[TASK PROMPT]:
Find all lines in the records that include the word "在倾听两会", and copy them out.
** start INFORMATION SUPPLIED **
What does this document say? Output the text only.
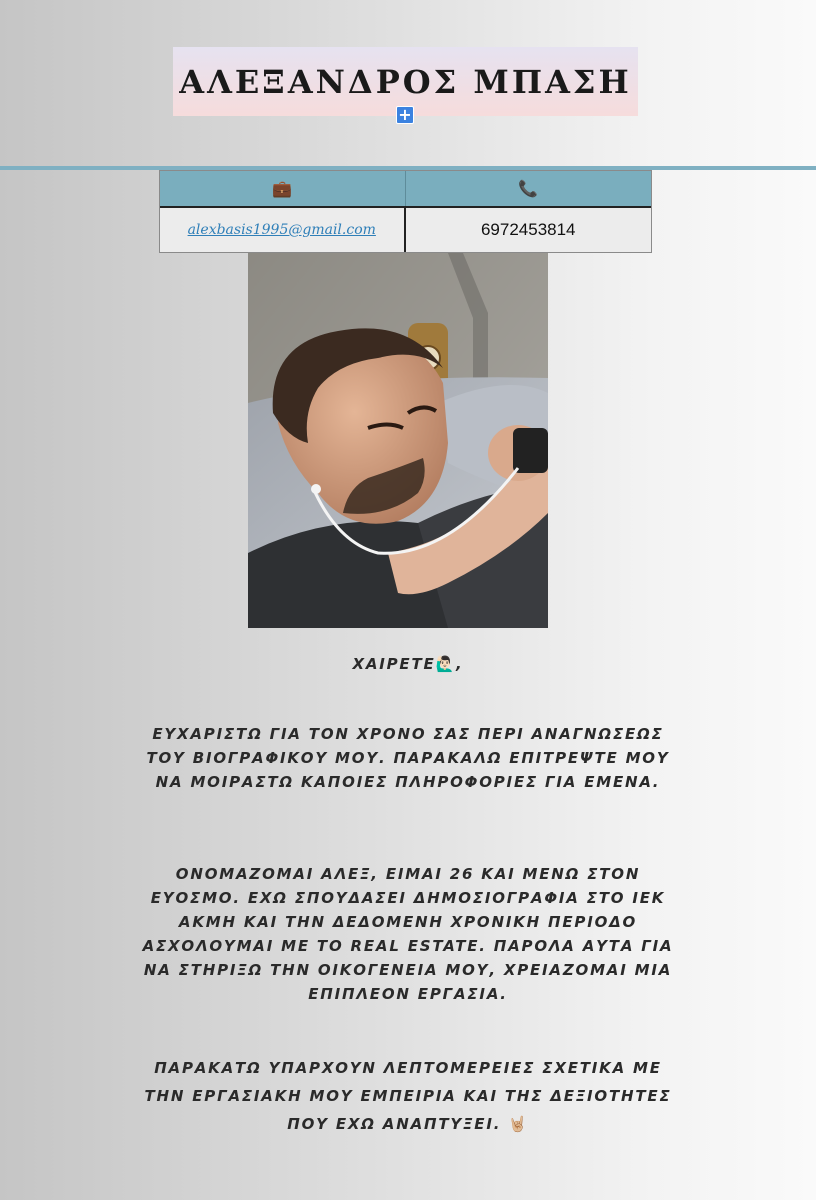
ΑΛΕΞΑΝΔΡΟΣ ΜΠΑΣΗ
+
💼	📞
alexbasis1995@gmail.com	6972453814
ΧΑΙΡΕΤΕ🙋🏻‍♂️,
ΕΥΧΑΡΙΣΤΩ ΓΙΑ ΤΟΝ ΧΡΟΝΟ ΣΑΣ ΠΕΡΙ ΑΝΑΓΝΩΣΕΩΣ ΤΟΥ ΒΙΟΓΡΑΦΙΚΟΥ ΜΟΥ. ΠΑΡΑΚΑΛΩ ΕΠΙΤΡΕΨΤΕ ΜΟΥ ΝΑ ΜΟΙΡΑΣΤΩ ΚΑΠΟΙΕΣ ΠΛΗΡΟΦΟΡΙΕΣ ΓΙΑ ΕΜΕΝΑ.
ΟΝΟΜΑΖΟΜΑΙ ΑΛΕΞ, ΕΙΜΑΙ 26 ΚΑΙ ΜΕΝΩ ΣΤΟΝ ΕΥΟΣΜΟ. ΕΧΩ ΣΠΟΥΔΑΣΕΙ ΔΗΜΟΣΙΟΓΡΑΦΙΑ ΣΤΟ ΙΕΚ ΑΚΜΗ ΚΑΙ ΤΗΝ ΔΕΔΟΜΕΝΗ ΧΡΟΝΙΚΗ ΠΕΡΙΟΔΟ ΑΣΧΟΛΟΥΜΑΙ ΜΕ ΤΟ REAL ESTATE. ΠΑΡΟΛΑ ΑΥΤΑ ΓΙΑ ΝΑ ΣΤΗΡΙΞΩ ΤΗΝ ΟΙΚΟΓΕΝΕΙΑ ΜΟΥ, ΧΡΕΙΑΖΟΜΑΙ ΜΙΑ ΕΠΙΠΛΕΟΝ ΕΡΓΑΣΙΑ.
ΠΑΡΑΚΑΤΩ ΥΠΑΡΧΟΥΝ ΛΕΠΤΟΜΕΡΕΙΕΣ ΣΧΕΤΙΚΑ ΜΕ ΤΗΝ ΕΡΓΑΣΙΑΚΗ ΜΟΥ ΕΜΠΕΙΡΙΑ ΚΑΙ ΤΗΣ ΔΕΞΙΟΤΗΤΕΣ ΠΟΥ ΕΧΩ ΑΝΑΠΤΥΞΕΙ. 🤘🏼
** end INFORMATION SUPPLIED **
** start INFORMATION SUPPLIED **
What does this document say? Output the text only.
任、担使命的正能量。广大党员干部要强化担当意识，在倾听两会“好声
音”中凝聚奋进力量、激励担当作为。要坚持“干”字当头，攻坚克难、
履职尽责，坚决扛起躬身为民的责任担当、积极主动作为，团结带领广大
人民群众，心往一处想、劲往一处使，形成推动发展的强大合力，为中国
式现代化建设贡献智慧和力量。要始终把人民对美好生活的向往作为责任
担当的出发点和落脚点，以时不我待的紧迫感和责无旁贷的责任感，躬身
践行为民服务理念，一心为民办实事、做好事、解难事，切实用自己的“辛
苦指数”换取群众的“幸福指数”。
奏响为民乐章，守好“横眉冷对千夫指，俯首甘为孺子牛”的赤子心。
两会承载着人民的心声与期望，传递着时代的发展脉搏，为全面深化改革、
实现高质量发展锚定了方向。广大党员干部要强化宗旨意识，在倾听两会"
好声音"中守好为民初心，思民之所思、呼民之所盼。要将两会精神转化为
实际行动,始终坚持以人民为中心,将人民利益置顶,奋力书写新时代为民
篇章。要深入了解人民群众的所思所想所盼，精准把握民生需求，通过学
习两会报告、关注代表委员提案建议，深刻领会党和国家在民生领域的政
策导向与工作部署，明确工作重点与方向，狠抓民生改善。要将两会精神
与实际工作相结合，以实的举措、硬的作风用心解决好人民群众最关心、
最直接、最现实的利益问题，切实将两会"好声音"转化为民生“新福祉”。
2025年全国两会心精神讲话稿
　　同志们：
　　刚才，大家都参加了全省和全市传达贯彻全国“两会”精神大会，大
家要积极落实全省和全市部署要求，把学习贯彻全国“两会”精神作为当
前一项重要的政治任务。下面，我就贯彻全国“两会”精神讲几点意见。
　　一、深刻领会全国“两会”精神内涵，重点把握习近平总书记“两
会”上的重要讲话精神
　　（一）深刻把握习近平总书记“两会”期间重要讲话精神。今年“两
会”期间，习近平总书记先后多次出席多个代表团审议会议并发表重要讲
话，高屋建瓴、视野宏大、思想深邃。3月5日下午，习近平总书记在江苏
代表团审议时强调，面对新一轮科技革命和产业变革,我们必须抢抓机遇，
** end INFORMATION SUPPLIED **
** start INFORMATION SUPPLIED **
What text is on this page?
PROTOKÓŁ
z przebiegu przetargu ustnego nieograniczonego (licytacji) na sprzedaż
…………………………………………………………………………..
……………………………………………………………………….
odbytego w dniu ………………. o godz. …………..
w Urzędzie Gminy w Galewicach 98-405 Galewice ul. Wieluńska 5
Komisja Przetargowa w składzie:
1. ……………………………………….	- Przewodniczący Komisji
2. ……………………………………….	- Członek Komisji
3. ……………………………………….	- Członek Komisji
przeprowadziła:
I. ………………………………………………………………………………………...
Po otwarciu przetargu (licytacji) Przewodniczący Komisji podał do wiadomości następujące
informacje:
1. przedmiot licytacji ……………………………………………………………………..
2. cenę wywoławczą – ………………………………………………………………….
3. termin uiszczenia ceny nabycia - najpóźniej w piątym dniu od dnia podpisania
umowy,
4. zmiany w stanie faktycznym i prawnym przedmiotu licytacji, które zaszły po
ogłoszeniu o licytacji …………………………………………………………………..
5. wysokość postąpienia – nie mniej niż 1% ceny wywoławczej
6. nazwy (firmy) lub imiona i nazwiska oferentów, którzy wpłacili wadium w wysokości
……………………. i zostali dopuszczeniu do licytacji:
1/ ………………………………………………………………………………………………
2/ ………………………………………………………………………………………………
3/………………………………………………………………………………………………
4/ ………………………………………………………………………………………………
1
** end INFORMATION SUPPLIED **
[EXPECTED ANSWER]:
任、担使命的正能量。广大党员干部要强化担当意识，在倾听两会“好声
实现高质量发展锚定了方向。广大党员干部要强化宗旨意识，在倾听两会"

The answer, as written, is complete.